YOUR OBJECTIVE:
Without the pictures, set down every line of the data exactly.

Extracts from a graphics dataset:
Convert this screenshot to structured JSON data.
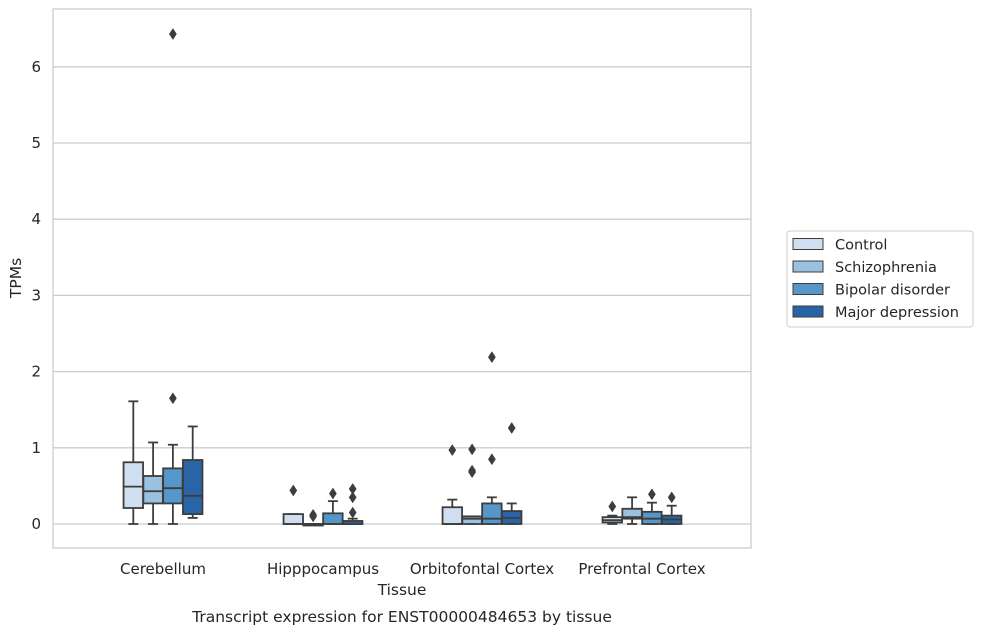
{
  "chart_data": {
    "type": "box",
    "ylabel": "TPMs",
    "xlabel": "Tissue",
    "caption": "Transcript expression for ENST00000484653 by tissue",
    "ylim": [
      -0.3,
      6.75
    ],
    "yticks": [
      0,
      1,
      2,
      3,
      4,
      5,
      6
    ],
    "grid": "horizontal",
    "legend_position": "right",
    "categories": [
      "Cerebellum",
      "Hipppocampus",
      "Orbitofontal Cortex",
      "Prefrontal Cortex"
    ],
    "series": [
      {
        "name": "Control",
        "color": "#d0dff0",
        "boxes": [
          {
            "whisker_low": 0.0,
            "q1": 0.21,
            "median": 0.49,
            "q3": 0.81,
            "whisker_high": 1.61,
            "outliers": []
          },
          {
            "whisker_low": 0.0,
            "q1": 0.0,
            "median": 0.0,
            "q3": 0.13,
            "whisker_high": 0.13,
            "outliers": [
              0.44
            ]
          },
          {
            "whisker_low": 0.0,
            "q1": 0.0,
            "median": 0.0,
            "q3": 0.22,
            "whisker_high": 0.32,
            "outliers": [
              0.97
            ]
          },
          {
            "whisker_low": 0.0,
            "q1": 0.02,
            "median": 0.05,
            "q3": 0.09,
            "whisker_high": 0.11,
            "outliers": [
              0.23
            ]
          }
        ]
      },
      {
        "name": "Schizophrenia",
        "color": "#9bc1de",
        "boxes": [
          {
            "whisker_low": 0.0,
            "q1": 0.27,
            "median": 0.43,
            "q3": 0.63,
            "whisker_high": 1.07,
            "outliers": []
          },
          {
            "whisker_low": 0.0,
            "q1": 0.0,
            "median": 0.0,
            "q3": 0.0,
            "whisker_high": 0.0,
            "outliers": [
              0.1,
              0.12
            ]
          },
          {
            "whisker_low": 0.0,
            "q1": 0.0,
            "median": 0.07,
            "q3": 0.1,
            "whisker_high": 0.1,
            "outliers": [
              0.68,
              0.7,
              0.98
            ]
          },
          {
            "whisker_low": 0.0,
            "q1": 0.07,
            "median": 0.09,
            "q3": 0.2,
            "whisker_high": 0.35,
            "outliers": []
          }
        ]
      },
      {
        "name": "Bipolar disorder",
        "color": "#5497c8",
        "boxes": [
          {
            "whisker_low": 0.0,
            "q1": 0.27,
            "median": 0.47,
            "q3": 0.73,
            "whisker_high": 1.04,
            "outliers": [
              6.43,
              1.65
            ]
          },
          {
            "whisker_low": 0.0,
            "q1": 0.0,
            "median": 0.0,
            "q3": 0.14,
            "whisker_high": 0.3,
            "outliers": [
              0.4
            ]
          },
          {
            "whisker_low": 0.0,
            "q1": 0.0,
            "median": 0.07,
            "q3": 0.27,
            "whisker_high": 0.35,
            "outliers": [
              0.85,
              2.19
            ]
          },
          {
            "whisker_low": 0.0,
            "q1": 0.0,
            "median": 0.07,
            "q3": 0.16,
            "whisker_high": 0.28,
            "outliers": [
              0.39
            ]
          }
        ]
      },
      {
        "name": "Major depression",
        "color": "#2965a6",
        "boxes": [
          {
            "whisker_low": 0.08,
            "q1": 0.13,
            "median": 0.37,
            "q3": 0.84,
            "whisker_high": 1.28,
            "outliers": []
          },
          {
            "whisker_low": 0.0,
            "q1": 0.0,
            "median": 0.0,
            "q3": 0.04,
            "whisker_high": 0.07,
            "outliers": [
              0.15,
              0.35,
              0.46
            ]
          },
          {
            "whisker_low": 0.0,
            "q1": 0.0,
            "median": 0.08,
            "q3": 0.17,
            "whisker_high": 0.27,
            "outliers": [
              1.26
            ]
          },
          {
            "whisker_low": 0.0,
            "q1": 0.0,
            "median": 0.06,
            "q3": 0.11,
            "whisker_high": 0.24,
            "outliers": [
              0.35
            ]
          }
        ]
      }
    ]
  }
}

COMPLETE OUTPUT:
Convert this screenshot to structured JSON data.
{
  "chart_data": {
    "type": "box",
    "ylabel": "TPMs",
    "xlabel": "Tissue",
    "caption": "Transcript expression for ENST00000484653 by tissue",
    "ylim": [
      -0.3,
      6.75
    ],
    "yticks": [
      0,
      1,
      2,
      3,
      4,
      5,
      6
    ],
    "grid": "horizontal",
    "legend_position": "right",
    "categories": [
      "Cerebellum",
      "Hipppocampus",
      "Orbitofontal Cortex",
      "Prefrontal Cortex"
    ],
    "series": [
      {
        "name": "Control",
        "color": "#d0dff0",
        "boxes": [
          {
            "whisker_low": 0.0,
            "q1": 0.21,
            "median": 0.49,
            "q3": 0.81,
            "whisker_high": 1.61,
            "outliers": []
          },
          {
            "whisker_low": 0.0,
            "q1": 0.0,
            "median": 0.0,
            "q3": 0.13,
            "whisker_high": 0.13,
            "outliers": [
              0.44
            ]
          },
          {
            "whisker_low": 0.0,
            "q1": 0.0,
            "median": 0.0,
            "q3": 0.22,
            "whisker_high": 0.32,
            "outliers": [
              0.97
            ]
          },
          {
            "whisker_low": 0.0,
            "q1": 0.02,
            "median": 0.05,
            "q3": 0.09,
            "whisker_high": 0.11,
            "outliers": [
              0.23
            ]
          }
        ]
      },
      {
        "name": "Schizophrenia",
        "color": "#9bc1de",
        "boxes": [
          {
            "whisker_low": 0.0,
            "q1": 0.27,
            "median": 0.43,
            "q3": 0.63,
            "whisker_high": 1.07,
            "outliers": []
          },
          {
            "whisker_low": 0.0,
            "q1": 0.0,
            "median": 0.0,
            "q3": 0.0,
            "whisker_high": 0.0,
            "outliers": [
              0.1,
              0.12
            ]
          },
          {
            "whisker_low": 0.0,
            "q1": 0.0,
            "median": 0.07,
            "q3": 0.1,
            "whisker_high": 0.1,
            "outliers": [
              0.68,
              0.7,
              0.98
            ]
          },
          {
            "whisker_low": 0.0,
            "q1": 0.07,
            "median": 0.09,
            "q3": 0.2,
            "whisker_high": 0.35,
            "outliers": []
          }
        ]
      },
      {
        "name": "Bipolar disorder",
        "color": "#5497c8",
        "boxes": [
          {
            "whisker_low": 0.0,
            "q1": 0.27,
            "median": 0.47,
            "q3": 0.73,
            "whisker_high": 1.04,
            "outliers": [
              6.43,
              1.65
            ]
          },
          {
            "whisker_low": 0.0,
            "q1": 0.0,
            "median": 0.0,
            "q3": 0.14,
            "whisker_high": 0.3,
            "outliers": [
              0.4
            ]
          },
          {
            "whisker_low": 0.0,
            "q1": 0.0,
            "median": 0.07,
            "q3": 0.27,
            "whisker_high": 0.35,
            "outliers": [
              0.85,
              2.19
            ]
          },
          {
            "whisker_low": 0.0,
            "q1": 0.0,
            "median": 0.07,
            "q3": 0.16,
            "whisker_high": 0.28,
            "outliers": [
              0.39
            ]
          }
        ]
      },
      {
        "name": "Major depression",
        "color": "#2965a6",
        "boxes": [
          {
            "whisker_low": 0.08,
            "q1": 0.13,
            "median": 0.37,
            "q3": 0.84,
            "whisker_high": 1.28,
            "outliers": []
          },
          {
            "whisker_low": 0.0,
            "q1": 0.0,
            "median": 0.0,
            "q3": 0.04,
            "whisker_high": 0.07,
            "outliers": [
              0.15,
              0.35,
              0.46
            ]
          },
          {
            "whisker_low": 0.0,
            "q1": 0.0,
            "median": 0.08,
            "q3": 0.17,
            "whisker_high": 0.27,
            "outliers": [
              1.26
            ]
          },
          {
            "whisker_low": 0.0,
            "q1": 0.0,
            "median": 0.06,
            "q3": 0.11,
            "whisker_high": 0.24,
            "outliers": [
              0.35
            ]
          }
        ]
      }
    ]
  }
}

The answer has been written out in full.